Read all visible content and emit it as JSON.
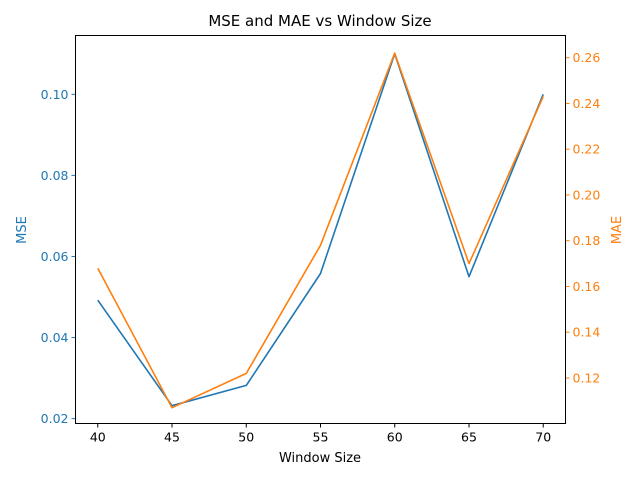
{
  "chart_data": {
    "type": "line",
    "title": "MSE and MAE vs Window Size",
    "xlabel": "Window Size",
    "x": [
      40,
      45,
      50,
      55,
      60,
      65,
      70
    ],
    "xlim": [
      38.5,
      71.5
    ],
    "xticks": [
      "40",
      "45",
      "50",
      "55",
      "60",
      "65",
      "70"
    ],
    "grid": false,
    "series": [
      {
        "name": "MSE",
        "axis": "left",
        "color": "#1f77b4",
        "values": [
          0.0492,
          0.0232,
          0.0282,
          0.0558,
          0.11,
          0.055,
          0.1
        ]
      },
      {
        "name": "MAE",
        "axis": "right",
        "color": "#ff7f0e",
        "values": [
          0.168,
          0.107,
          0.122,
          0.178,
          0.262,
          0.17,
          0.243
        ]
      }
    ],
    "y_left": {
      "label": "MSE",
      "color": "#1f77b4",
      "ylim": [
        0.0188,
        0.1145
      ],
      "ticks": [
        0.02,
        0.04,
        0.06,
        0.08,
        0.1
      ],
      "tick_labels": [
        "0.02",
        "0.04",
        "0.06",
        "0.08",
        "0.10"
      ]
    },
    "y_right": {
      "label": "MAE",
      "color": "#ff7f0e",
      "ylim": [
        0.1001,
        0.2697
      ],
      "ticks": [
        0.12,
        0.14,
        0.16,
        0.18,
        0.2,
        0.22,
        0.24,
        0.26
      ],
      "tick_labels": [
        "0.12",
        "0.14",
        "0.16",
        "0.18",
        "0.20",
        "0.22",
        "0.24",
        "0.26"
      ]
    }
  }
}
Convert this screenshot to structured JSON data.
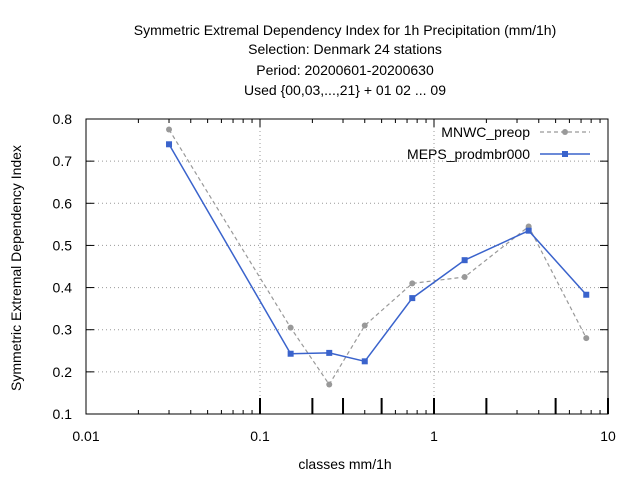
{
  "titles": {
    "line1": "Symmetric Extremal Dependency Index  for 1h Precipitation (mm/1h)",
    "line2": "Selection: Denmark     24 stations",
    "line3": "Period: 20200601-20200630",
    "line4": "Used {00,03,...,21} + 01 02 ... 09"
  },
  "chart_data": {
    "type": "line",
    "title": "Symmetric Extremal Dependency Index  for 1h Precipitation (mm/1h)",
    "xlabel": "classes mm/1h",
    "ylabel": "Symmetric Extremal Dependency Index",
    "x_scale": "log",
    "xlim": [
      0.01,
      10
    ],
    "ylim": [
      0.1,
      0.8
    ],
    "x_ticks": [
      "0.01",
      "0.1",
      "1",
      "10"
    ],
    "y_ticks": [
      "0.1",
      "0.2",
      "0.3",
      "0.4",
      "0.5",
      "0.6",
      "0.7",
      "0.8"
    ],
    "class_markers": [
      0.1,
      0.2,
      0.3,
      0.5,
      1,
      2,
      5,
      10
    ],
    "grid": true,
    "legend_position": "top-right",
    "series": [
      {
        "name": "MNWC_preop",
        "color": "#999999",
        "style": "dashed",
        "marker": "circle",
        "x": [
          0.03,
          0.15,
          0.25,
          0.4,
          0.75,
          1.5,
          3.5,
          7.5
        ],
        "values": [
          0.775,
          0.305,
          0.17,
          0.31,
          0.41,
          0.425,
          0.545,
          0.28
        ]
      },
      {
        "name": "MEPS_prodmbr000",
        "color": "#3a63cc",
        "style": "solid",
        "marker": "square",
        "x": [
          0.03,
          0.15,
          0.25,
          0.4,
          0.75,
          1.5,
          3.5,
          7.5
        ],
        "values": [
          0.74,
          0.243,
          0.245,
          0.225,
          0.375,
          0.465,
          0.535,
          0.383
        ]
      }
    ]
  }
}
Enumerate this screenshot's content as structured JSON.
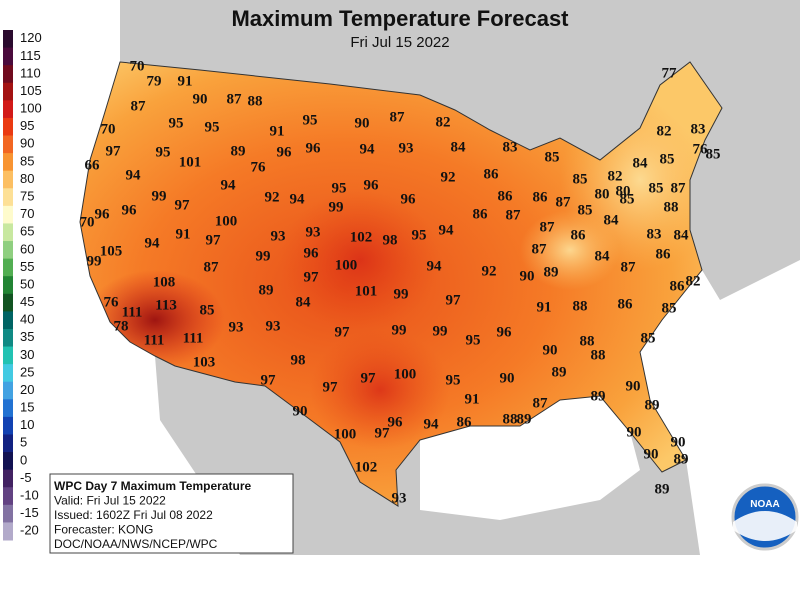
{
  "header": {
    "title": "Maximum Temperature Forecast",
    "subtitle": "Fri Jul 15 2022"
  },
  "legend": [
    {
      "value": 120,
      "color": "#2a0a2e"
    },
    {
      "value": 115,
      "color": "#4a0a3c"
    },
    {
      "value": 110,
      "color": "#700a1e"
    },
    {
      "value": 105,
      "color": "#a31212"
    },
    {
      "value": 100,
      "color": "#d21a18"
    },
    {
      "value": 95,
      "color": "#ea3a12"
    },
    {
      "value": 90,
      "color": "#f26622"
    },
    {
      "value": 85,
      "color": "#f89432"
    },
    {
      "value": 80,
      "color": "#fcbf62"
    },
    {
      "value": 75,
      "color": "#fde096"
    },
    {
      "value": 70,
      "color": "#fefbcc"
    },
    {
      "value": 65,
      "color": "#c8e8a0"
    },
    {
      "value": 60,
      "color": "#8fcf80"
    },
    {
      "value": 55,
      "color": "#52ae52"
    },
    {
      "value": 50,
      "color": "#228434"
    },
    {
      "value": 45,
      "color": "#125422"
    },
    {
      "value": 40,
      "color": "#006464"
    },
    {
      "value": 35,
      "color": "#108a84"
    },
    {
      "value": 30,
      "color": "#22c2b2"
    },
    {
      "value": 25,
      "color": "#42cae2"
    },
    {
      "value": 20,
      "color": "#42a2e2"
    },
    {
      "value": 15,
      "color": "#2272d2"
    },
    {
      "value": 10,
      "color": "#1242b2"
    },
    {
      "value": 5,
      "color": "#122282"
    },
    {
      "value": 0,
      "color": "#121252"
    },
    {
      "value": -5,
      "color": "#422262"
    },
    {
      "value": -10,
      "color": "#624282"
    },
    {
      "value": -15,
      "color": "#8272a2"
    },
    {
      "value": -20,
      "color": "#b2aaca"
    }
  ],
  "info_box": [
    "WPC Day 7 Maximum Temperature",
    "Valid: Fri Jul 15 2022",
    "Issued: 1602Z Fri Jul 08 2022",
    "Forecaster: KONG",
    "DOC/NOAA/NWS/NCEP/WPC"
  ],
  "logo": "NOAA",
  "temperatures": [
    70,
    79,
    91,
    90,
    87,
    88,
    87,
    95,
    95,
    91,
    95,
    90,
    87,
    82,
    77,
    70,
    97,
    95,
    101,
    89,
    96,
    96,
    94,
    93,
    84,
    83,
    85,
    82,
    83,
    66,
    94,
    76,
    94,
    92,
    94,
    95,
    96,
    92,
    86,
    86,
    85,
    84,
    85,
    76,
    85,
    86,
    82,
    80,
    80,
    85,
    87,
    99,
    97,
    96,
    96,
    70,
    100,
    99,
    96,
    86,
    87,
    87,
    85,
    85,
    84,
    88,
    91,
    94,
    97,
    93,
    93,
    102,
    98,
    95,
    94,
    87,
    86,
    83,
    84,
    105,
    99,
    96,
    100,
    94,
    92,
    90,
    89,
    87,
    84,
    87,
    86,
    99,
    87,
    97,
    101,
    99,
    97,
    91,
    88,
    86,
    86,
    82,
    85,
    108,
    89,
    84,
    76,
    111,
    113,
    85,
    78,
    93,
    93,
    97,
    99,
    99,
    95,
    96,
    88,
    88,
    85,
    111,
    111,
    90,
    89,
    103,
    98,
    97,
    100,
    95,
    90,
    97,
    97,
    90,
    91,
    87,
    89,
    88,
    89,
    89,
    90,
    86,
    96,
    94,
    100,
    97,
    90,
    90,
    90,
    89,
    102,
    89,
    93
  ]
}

..............................

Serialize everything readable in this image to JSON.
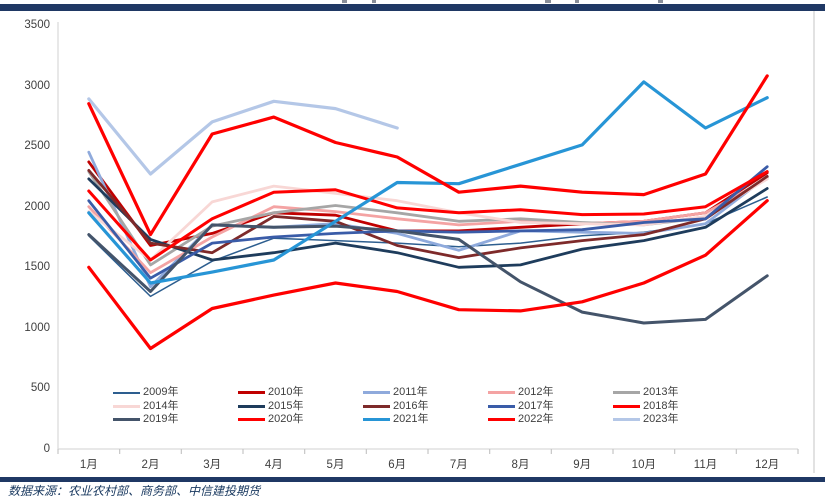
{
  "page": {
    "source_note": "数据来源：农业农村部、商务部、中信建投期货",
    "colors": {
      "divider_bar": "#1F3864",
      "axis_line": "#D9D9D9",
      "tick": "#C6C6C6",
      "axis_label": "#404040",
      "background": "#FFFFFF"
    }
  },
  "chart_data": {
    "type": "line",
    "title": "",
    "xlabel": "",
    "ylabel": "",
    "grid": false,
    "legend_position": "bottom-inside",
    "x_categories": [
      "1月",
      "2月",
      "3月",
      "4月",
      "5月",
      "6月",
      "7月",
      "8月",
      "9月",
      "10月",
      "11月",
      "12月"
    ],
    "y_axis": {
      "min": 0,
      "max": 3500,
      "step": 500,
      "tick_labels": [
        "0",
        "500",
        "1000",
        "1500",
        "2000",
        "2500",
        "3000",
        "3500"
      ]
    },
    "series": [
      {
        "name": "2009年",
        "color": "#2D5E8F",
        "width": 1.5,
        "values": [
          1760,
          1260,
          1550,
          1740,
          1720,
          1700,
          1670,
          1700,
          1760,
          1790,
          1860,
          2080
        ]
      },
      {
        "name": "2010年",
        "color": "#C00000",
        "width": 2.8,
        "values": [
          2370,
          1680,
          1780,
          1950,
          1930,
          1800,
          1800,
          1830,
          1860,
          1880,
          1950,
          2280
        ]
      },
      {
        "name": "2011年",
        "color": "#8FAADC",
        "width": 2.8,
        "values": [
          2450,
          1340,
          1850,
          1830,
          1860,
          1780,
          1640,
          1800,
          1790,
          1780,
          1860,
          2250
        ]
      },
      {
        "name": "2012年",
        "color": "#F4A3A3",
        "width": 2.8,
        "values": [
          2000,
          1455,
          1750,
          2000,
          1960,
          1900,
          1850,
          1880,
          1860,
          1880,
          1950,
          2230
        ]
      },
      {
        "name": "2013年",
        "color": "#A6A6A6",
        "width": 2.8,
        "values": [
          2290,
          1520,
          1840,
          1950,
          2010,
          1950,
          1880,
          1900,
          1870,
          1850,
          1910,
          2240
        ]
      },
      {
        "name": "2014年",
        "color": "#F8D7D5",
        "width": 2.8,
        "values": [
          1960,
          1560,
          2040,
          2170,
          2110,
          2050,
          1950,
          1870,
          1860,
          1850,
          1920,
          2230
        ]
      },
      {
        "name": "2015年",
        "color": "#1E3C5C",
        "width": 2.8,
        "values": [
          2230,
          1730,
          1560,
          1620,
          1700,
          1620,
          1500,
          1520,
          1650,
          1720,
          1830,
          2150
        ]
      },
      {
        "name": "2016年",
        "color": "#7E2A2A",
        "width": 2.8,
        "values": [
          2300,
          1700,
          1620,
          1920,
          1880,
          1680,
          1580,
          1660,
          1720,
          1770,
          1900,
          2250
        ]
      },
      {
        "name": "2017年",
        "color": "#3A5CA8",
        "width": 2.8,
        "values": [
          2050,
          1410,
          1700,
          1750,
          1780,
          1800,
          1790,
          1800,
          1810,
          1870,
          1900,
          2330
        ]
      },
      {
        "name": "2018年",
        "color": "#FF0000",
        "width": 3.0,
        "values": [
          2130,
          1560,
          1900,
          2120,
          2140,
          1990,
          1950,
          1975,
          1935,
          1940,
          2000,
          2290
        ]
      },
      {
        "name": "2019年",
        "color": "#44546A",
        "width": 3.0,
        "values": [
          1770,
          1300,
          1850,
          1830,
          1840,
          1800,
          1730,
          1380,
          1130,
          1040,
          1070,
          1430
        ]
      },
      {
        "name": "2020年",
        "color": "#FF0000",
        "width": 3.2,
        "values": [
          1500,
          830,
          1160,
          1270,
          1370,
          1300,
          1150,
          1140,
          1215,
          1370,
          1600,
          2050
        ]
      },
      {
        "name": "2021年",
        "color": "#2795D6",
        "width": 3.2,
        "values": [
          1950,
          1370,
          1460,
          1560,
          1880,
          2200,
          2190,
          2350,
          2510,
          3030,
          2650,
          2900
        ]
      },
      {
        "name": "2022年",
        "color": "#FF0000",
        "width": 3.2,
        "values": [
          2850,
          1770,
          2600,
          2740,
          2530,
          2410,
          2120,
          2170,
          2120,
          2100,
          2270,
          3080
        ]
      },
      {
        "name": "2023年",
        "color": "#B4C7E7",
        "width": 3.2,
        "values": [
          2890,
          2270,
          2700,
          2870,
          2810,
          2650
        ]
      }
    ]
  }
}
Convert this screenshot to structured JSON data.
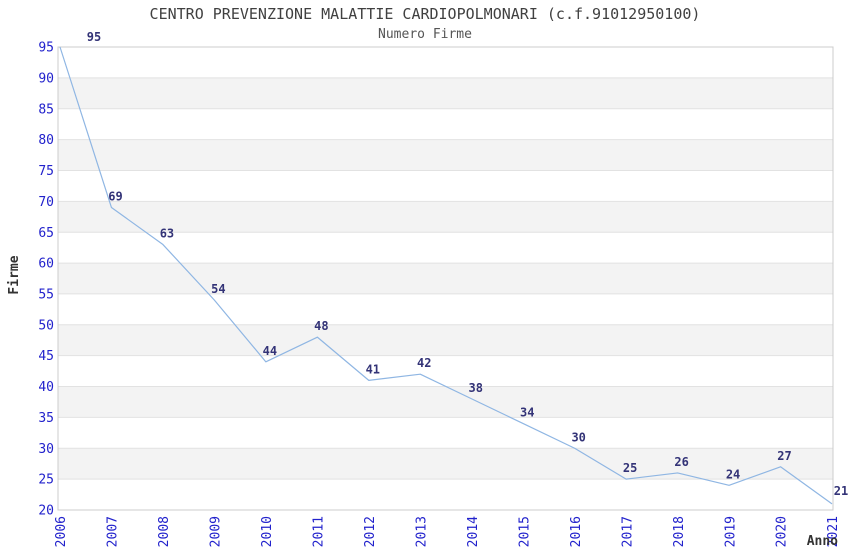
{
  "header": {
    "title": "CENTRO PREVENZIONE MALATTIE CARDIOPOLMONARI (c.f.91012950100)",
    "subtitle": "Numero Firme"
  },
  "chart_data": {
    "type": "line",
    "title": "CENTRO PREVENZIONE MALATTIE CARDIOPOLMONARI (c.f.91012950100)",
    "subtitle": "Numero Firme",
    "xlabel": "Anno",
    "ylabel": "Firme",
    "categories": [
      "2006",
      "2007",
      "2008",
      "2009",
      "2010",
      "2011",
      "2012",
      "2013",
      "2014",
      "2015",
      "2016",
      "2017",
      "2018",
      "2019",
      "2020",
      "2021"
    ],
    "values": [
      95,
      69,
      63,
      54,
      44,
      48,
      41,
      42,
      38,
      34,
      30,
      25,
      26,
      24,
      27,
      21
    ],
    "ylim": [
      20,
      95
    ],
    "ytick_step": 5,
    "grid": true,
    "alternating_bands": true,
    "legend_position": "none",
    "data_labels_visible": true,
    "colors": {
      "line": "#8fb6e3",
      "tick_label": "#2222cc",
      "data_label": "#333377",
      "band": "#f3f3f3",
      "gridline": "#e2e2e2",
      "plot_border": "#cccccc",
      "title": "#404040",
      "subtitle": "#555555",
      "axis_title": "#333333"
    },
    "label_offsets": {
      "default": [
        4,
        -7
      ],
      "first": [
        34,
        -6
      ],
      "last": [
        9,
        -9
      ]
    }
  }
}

..............................

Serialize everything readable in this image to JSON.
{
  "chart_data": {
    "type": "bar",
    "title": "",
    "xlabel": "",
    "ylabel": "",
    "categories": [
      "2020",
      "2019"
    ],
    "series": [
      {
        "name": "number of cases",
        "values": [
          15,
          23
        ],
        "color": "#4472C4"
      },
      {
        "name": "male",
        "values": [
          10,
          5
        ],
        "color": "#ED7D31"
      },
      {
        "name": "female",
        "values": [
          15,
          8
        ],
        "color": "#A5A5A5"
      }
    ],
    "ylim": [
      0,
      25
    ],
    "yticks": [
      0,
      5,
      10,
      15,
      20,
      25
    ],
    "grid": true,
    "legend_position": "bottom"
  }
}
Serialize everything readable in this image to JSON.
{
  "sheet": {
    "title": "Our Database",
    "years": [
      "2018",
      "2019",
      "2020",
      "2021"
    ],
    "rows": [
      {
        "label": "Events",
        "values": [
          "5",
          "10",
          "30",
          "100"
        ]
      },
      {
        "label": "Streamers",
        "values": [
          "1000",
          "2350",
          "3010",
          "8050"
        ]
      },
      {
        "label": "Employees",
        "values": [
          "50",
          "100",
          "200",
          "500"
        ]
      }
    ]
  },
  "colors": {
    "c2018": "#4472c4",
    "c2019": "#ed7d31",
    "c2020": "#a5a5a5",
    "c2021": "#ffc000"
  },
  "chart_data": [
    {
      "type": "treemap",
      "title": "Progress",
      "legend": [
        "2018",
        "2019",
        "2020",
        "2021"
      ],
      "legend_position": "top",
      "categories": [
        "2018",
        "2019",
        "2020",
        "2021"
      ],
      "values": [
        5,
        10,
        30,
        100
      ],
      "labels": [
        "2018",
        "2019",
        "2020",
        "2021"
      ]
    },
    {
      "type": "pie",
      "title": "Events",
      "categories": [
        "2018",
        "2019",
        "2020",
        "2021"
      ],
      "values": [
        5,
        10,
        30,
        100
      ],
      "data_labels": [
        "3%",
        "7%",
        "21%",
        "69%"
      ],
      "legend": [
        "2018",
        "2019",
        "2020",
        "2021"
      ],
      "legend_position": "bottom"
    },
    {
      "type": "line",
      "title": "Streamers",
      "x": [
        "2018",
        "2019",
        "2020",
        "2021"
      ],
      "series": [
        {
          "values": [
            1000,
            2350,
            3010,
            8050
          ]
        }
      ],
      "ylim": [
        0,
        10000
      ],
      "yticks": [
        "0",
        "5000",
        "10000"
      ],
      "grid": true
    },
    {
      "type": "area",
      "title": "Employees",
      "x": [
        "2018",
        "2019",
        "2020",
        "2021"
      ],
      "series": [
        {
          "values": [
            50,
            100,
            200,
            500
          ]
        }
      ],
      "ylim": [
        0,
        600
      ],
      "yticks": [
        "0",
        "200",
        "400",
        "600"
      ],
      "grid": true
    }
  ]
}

..............................

**Work required:** How many lines of these entries contain "bottom"? Answer with the number and nothing else.

**Expected answer:** 3